THE EXERCISE: Restate the whole of the material. Keep every word, and drop the pictures.

Stored data entries
▼
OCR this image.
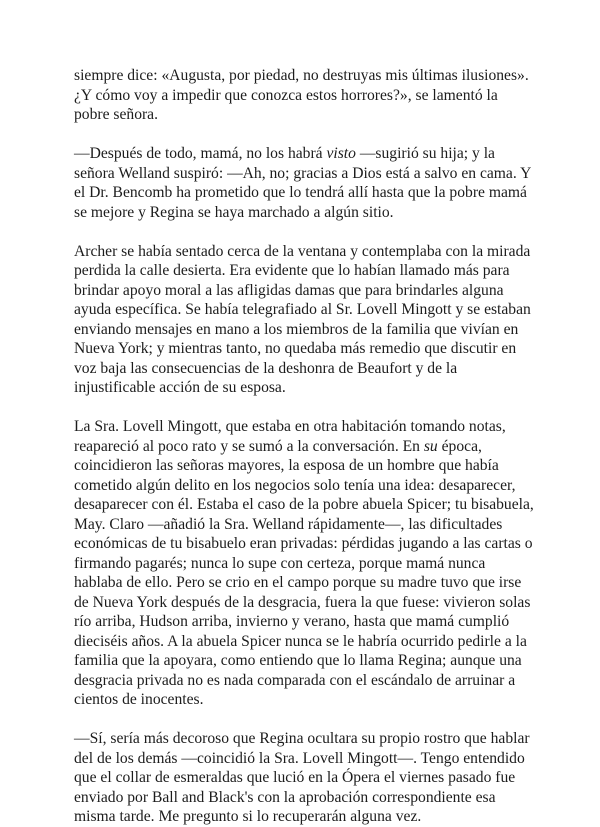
siempre dice: «Augusta, por piedad, no destruyas mis últimas ilusiones». ¿Y cómo voy a impedir que conozca estos horrores?», se lamentó la pobre señora.

—Después de todo, mamá, no los habrá visto —sugirió su hija; y la señora Welland suspiró: —Ah, no; gracias a Dios está a salvo en cama. Y el Dr. Bencomb ha prometido que lo tendrá allí hasta que la pobre mamá se mejore y Regina se haya marchado a algún sitio.

Archer se había sentado cerca de la ventana y contemplaba con la mirada perdida la calle desierta. Era evidente que lo habían llamado más para brindar apoyo moral a las afligidas damas que para brindarles alguna ayuda específica. Se había telegrafiado al Sr. Lovell Mingott y se estaban enviando mensajes en mano a los miembros de la familia que vivían en Nueva York; y mientras tanto, no quedaba más remedio que discutir en voz baja las consecuencias de la deshonra de Beaufort y de la injustificable acción de su esposa.

La Sra. Lovell Mingott, que estaba en otra habitación tomando notas, reapareció al poco rato y se sumó a la conversación. En su época, coincidieron las señoras mayores, la esposa de un hombre que había cometido algún delito en los negocios solo tenía una idea: desaparecer, desaparecer con él. Estaba el caso de la pobre abuela Spicer; tu bisabuela, May. Claro —añadió la Sra. Welland rápidamente—, las dificultades económicas de tu bisabuelo eran privadas: pérdidas jugando a las cartas o firmando pagarés; nunca lo supe con certeza, porque mamá nunca hablaba de ello. Pero se crio en el campo porque su madre tuvo que irse de Nueva York después de la desgracia, fuera la que fuese: vivieron solas río arriba, Hudson arriba, invierno y verano, hasta que mamá cumplió dieciséis años. A la abuela Spicer nunca se le habría ocurrido pedirle a la familia que la apoyara, como entiendo que lo llama Regina; aunque una desgracia privada no es nada comparada con el escándalo de arruinar a cientos de inocentes.

—Sí, sería más decoroso que Regina ocultara su propio rostro que hablar del de los demás —coincidió la Sra. Lovell Mingott—. Tengo entendido que el collar de esmeraldas que lució en la Ópera el viernes pasado fue enviado por Ball and Black's con la aprobación correspondiente esa misma tarde. Me pregunto si lo recuperarán alguna vez.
▲
EXERCISE RESULT:
OCR this image.
siempre dice: «Augusta, por piedad, no destruyas mis últimas ilusiones». ¿Y cómo voy a impedir que conozca estos horrores?», se lamentó la pobre señora.

—Después de todo, mamá, no los habrá visto —sugirió su hija; y la señora Welland suspiró: —Ah, no; gracias a Dios está a salvo en cama. Y el Dr. Bencomb ha prometido que lo tendrá allí hasta que la pobre mamá se mejore y Regina se haya marchado a algún sitio.

Archer se había sentado cerca de la ventana y contemplaba con la mirada perdida la calle desierta. Era evidente que lo habían llamado más para brindar apoyo moral a las afligidas damas que para brindarles alguna ayuda específica. Se había telegrafiado al Sr. Lovell Mingott y se estaban enviando mensajes en mano a los miembros de la familia que vivían en Nueva York; y mientras tanto, no quedaba más remedio que discutir en voz baja las consecuencias de la deshonra de Beaufort y de la injustificable acción de su esposa.

La Sra. Lovell Mingott, que estaba en otra habitación tomando notas, reapareció al poco rato y se sumó a la conversación. En su época, coincidieron las señoras mayores, la esposa de un hombre que había cometido algún delito en los negocios solo tenía una idea: desaparecer, desaparecer con él. Estaba el caso de la pobre abuela Spicer; tu bisabuela, May. Claro —añadió la Sra. Welland rápidamente—, las dificultades económicas de tu bisabuelo eran privadas: pérdidas jugando a las cartas o firmando pagarés; nunca lo supe con certeza, porque mamá nunca hablaba de ello. Pero se crio en el campo porque su madre tuvo que irse de Nueva York después de la desgracia, fuera la que fuese: vivieron solas río arriba, Hudson arriba, invierno y verano, hasta que mamá cumplió dieciséis años. A la abuela Spicer nunca se le habría ocurrido pedirle a la familia que la apoyara, como entiendo que lo llama Regina; aunque una desgracia privada no es nada comparada con el escándalo de arruinar a cientos de inocentes.

—Sí, sería más decoroso que Regina ocultara su propio rostro que hablar del de los demás —coincidió la Sra. Lovell Mingott—. Tengo entendido que el collar de esmeraldas que lució en la Ópera el viernes pasado fue enviado por Ball and Black's con la aprobación correspondiente esa misma tarde. Me pregunto si lo recuperarán alguna vez.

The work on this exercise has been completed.